> **RECORDED DATA**
>>>

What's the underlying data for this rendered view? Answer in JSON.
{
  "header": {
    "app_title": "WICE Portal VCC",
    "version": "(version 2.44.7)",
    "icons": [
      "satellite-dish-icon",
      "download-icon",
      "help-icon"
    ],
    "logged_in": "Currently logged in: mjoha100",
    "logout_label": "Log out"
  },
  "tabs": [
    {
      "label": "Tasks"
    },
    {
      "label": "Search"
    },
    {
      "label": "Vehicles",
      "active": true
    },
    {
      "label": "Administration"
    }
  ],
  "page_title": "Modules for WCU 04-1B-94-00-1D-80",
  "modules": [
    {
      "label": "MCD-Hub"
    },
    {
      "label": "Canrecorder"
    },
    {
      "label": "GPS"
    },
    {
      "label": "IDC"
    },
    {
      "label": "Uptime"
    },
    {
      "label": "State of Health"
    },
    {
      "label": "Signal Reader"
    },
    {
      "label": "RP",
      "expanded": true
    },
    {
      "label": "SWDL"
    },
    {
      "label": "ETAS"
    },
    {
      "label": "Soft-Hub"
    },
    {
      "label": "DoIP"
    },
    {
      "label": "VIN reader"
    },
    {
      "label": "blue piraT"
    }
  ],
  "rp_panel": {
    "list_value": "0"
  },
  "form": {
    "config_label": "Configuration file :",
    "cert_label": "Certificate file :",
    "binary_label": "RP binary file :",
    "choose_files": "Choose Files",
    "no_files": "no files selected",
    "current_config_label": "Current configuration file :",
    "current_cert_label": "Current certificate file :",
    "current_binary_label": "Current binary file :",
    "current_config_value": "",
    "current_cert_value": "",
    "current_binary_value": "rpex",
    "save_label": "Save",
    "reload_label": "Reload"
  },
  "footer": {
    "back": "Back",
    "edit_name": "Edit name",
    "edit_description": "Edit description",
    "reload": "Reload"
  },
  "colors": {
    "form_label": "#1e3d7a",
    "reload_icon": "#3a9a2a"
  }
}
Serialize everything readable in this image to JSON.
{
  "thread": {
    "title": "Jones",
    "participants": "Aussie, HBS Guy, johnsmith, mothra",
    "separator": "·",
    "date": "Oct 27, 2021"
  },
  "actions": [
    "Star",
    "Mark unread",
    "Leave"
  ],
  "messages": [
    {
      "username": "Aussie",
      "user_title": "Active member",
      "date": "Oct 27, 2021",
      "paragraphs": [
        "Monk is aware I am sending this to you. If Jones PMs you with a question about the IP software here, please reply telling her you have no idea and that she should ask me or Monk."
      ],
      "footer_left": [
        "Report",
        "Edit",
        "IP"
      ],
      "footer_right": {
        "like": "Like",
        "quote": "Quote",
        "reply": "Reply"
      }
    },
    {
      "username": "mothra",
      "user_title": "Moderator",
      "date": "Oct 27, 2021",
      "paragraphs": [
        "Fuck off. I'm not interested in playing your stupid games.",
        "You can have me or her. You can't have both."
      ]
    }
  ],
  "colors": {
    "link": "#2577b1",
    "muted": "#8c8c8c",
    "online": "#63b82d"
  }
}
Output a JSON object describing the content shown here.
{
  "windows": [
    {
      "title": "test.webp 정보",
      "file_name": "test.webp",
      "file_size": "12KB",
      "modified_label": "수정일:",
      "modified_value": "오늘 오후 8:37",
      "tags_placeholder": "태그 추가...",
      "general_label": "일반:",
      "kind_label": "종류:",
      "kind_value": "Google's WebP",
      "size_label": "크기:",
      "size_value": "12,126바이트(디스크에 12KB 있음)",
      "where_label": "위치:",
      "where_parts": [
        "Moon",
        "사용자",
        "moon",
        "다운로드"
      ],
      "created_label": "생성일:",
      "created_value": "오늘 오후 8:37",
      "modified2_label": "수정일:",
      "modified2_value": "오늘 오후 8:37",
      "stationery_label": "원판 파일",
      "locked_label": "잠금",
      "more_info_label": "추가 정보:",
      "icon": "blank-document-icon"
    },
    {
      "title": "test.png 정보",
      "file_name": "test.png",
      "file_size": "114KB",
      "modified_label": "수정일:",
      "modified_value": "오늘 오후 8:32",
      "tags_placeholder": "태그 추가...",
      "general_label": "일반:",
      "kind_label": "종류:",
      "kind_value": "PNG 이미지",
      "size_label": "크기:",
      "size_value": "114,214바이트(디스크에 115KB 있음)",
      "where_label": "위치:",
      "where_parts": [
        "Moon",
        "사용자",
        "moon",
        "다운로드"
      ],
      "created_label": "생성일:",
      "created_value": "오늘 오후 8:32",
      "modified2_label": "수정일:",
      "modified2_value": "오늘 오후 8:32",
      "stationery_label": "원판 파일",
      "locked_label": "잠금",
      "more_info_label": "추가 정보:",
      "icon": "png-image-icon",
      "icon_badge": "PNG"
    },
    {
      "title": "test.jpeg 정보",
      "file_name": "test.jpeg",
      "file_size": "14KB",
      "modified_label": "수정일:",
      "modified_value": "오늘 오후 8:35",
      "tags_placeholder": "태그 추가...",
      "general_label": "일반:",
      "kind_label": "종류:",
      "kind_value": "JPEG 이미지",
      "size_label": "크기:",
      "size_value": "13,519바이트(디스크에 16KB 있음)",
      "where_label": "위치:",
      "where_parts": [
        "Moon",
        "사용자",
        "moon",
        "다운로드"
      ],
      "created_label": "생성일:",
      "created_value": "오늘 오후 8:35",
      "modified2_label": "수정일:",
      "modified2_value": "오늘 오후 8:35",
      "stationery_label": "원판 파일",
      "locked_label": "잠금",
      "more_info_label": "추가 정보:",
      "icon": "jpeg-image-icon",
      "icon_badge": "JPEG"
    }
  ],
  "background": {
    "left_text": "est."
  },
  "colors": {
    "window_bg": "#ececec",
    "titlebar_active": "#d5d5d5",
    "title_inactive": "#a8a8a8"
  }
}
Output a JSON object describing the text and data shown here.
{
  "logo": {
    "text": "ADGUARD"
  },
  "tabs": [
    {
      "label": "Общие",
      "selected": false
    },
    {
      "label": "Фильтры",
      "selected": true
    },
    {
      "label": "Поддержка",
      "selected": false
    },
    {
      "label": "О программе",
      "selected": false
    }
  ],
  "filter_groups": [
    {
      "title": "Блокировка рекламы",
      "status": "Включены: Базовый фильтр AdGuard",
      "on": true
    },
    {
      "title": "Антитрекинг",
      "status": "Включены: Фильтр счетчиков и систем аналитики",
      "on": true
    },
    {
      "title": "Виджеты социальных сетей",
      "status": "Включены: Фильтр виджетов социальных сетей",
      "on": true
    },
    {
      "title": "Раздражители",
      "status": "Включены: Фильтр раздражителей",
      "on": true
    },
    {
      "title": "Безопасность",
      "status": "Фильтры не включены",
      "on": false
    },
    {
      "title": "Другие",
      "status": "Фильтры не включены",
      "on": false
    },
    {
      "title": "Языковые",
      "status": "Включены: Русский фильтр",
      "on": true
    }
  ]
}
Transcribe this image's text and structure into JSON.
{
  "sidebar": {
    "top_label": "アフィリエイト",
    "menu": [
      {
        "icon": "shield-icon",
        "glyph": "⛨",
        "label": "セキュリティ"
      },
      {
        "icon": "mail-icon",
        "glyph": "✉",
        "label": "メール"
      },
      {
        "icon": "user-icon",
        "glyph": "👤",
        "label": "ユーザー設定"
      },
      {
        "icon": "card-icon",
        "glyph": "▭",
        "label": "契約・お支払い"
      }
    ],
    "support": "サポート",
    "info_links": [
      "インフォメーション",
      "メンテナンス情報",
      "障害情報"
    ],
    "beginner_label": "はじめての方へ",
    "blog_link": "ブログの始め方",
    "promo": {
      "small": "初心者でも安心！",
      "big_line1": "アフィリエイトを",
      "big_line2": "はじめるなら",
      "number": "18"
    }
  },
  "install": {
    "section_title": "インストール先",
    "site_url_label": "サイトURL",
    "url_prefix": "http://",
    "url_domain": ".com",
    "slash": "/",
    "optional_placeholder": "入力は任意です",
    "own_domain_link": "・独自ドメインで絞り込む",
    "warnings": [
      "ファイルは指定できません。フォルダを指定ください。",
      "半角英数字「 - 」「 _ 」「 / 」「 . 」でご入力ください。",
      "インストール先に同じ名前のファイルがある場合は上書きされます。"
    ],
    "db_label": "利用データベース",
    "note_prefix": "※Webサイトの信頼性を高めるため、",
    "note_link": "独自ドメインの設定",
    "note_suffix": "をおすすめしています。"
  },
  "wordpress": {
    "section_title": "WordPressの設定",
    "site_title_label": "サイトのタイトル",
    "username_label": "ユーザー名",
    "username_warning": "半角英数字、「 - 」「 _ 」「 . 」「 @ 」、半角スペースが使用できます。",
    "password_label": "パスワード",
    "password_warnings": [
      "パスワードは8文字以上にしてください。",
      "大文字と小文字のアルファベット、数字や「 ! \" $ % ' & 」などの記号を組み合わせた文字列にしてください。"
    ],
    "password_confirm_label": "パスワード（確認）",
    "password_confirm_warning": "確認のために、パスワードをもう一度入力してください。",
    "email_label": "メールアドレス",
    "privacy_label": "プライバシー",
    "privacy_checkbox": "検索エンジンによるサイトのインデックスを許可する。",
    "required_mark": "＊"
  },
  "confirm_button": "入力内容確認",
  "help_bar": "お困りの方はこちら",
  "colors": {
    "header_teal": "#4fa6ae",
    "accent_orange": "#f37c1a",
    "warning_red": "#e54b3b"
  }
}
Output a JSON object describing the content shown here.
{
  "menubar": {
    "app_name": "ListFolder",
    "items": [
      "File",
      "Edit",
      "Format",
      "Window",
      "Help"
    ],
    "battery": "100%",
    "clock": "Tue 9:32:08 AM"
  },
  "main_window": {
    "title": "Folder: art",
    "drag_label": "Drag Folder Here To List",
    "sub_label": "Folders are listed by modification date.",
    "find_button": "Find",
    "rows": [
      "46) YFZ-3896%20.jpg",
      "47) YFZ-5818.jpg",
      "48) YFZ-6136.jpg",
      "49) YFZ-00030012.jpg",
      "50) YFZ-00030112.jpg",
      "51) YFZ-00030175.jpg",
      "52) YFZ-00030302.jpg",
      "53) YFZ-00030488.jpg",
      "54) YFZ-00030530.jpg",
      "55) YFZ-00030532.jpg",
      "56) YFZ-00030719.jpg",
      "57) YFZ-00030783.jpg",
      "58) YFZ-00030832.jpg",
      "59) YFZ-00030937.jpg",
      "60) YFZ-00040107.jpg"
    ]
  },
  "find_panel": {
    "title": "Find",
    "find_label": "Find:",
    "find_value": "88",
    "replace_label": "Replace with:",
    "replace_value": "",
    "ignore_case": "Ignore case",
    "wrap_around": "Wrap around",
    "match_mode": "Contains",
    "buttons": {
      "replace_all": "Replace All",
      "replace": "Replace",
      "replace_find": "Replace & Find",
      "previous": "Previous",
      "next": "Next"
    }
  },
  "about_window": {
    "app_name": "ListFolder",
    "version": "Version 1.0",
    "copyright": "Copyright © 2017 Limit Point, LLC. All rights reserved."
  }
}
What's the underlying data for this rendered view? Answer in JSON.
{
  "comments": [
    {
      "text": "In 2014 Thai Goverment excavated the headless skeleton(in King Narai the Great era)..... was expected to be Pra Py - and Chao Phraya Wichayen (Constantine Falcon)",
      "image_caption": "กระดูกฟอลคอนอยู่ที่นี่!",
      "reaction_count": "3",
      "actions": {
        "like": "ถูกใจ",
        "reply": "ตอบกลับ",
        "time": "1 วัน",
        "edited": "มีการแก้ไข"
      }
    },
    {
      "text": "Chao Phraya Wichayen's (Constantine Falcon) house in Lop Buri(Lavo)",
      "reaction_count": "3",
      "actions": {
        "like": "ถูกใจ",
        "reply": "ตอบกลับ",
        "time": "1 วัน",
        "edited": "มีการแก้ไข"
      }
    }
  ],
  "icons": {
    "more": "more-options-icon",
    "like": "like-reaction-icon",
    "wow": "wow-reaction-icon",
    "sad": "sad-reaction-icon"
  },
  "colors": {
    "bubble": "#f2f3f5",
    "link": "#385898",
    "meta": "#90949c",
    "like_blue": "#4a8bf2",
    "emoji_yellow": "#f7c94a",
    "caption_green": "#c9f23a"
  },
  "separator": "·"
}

<<<

> **STATED GOAL**
Set out every line from the material that contains the string "mothra".

> **THE REPLY**
    "participants": "Aussie, HBS Guy, johnsmith, mothra",
      "username": "mothra",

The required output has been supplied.